» **Exercise description**
Select the lines below containing the word "menangkis".

Collected data
--- begin ---

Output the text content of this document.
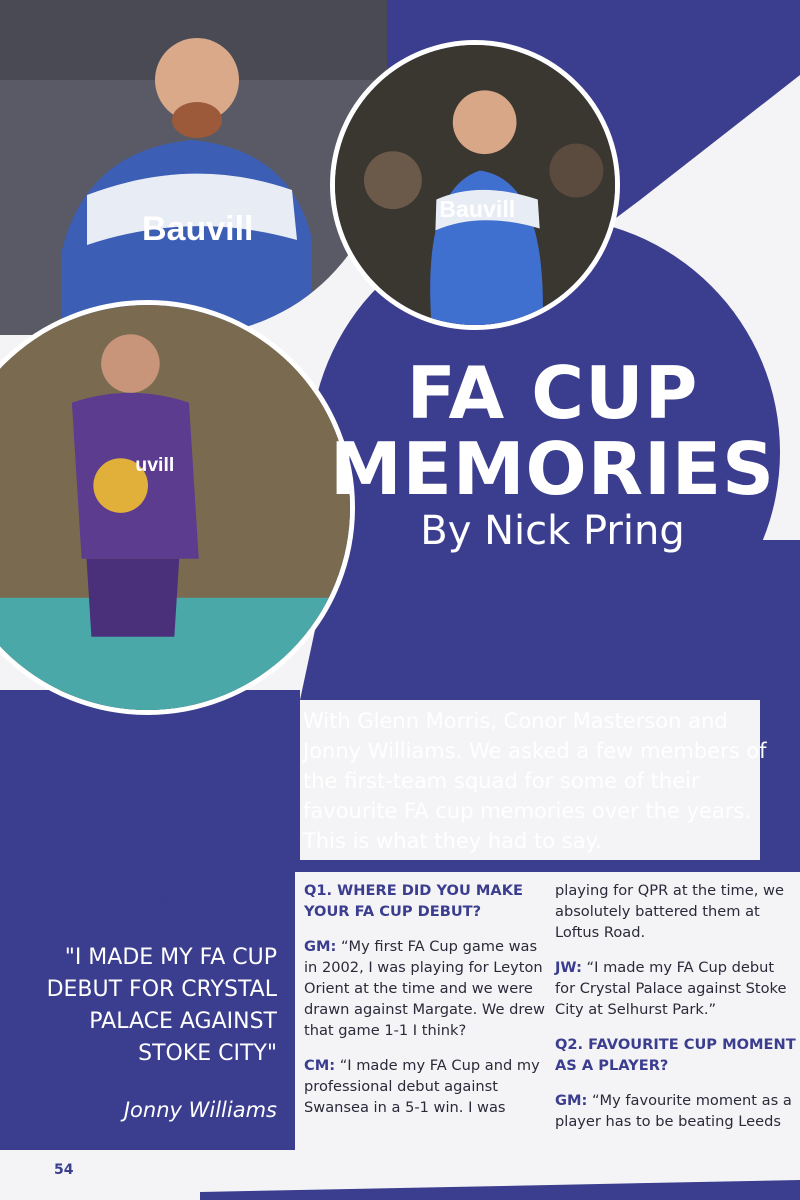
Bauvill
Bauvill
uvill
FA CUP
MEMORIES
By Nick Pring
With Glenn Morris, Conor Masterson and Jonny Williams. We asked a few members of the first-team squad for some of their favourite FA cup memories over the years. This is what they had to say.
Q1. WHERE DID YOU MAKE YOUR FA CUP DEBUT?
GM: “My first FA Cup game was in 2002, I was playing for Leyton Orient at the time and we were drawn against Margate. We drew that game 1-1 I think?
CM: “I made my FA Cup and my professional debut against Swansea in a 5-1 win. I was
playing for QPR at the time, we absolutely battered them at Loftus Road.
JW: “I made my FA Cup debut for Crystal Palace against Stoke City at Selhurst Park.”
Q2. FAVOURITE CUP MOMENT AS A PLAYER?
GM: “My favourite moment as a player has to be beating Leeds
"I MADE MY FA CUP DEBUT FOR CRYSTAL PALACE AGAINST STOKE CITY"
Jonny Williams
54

--- end ---
--- begin ---

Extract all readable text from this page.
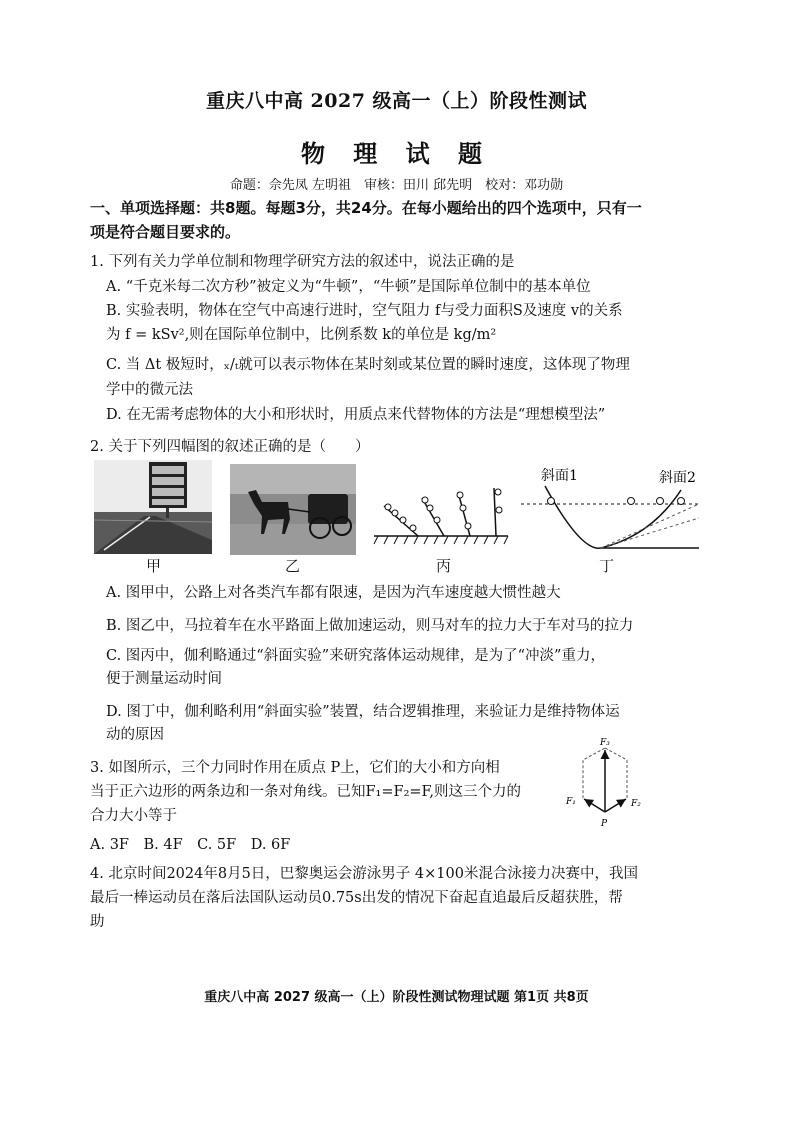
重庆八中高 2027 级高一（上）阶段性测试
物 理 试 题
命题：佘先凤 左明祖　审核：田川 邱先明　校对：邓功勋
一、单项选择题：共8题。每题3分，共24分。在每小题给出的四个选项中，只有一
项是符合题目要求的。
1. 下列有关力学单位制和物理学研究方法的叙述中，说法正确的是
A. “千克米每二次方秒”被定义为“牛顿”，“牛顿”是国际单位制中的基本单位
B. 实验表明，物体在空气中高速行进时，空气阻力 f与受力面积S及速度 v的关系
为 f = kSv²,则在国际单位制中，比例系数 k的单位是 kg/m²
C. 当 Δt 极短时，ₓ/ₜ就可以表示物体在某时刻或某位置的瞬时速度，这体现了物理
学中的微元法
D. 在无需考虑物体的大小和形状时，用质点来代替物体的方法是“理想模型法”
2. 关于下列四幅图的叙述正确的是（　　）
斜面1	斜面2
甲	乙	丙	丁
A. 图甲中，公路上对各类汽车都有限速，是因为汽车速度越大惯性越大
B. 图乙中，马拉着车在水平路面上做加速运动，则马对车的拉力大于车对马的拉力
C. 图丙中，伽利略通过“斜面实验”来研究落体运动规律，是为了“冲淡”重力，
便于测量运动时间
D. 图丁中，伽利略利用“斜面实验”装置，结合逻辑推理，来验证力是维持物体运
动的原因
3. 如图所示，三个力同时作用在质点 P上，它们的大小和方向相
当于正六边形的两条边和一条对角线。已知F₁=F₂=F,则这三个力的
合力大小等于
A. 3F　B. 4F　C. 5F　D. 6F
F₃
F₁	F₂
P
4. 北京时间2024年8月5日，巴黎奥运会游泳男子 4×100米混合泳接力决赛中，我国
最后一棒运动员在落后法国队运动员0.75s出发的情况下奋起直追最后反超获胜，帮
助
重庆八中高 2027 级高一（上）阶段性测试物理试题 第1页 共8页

--- end ---
--- begin ---

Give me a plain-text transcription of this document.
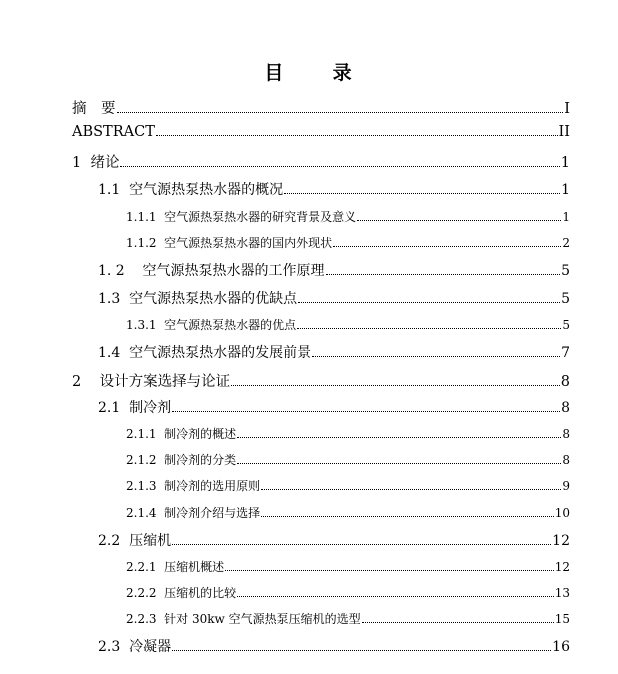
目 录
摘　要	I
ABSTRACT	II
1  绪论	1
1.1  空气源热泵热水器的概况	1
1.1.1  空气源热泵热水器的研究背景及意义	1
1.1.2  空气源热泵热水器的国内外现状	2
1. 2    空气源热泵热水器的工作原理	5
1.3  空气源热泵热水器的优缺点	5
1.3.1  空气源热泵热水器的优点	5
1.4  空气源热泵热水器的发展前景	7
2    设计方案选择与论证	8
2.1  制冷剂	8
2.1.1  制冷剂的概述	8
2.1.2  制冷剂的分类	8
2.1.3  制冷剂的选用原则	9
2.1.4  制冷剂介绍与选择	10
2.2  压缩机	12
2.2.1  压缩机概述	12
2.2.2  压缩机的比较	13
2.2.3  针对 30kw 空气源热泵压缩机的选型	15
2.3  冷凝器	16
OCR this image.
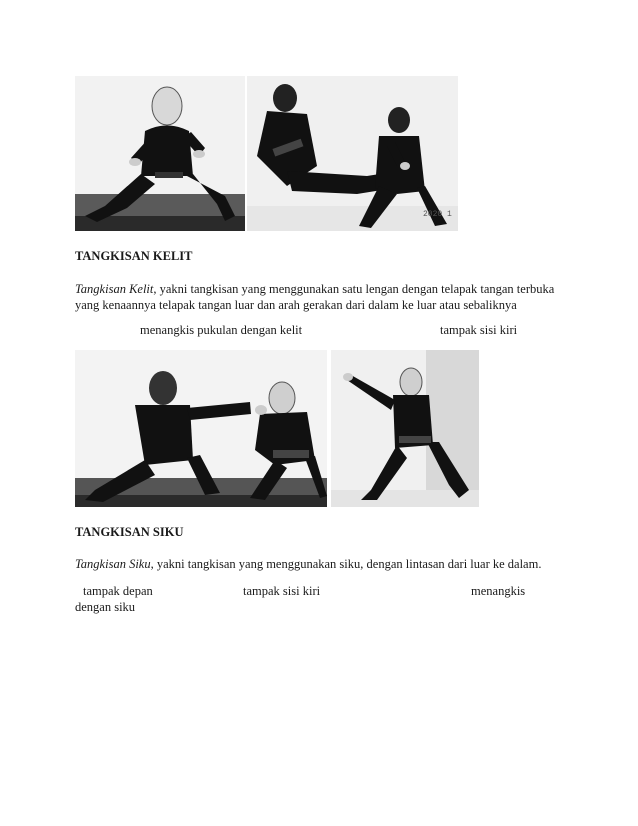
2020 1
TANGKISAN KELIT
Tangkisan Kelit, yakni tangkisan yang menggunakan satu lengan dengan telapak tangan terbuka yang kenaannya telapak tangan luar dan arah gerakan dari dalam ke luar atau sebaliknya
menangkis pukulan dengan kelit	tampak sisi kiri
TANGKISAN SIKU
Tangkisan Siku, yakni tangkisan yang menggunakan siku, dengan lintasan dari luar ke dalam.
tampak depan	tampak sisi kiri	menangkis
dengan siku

--- end ---

» **Task output**
menangkis pukulan dengan kelit	tampak sisi kiri
tampak depan	tampak sisi kiri	menangkis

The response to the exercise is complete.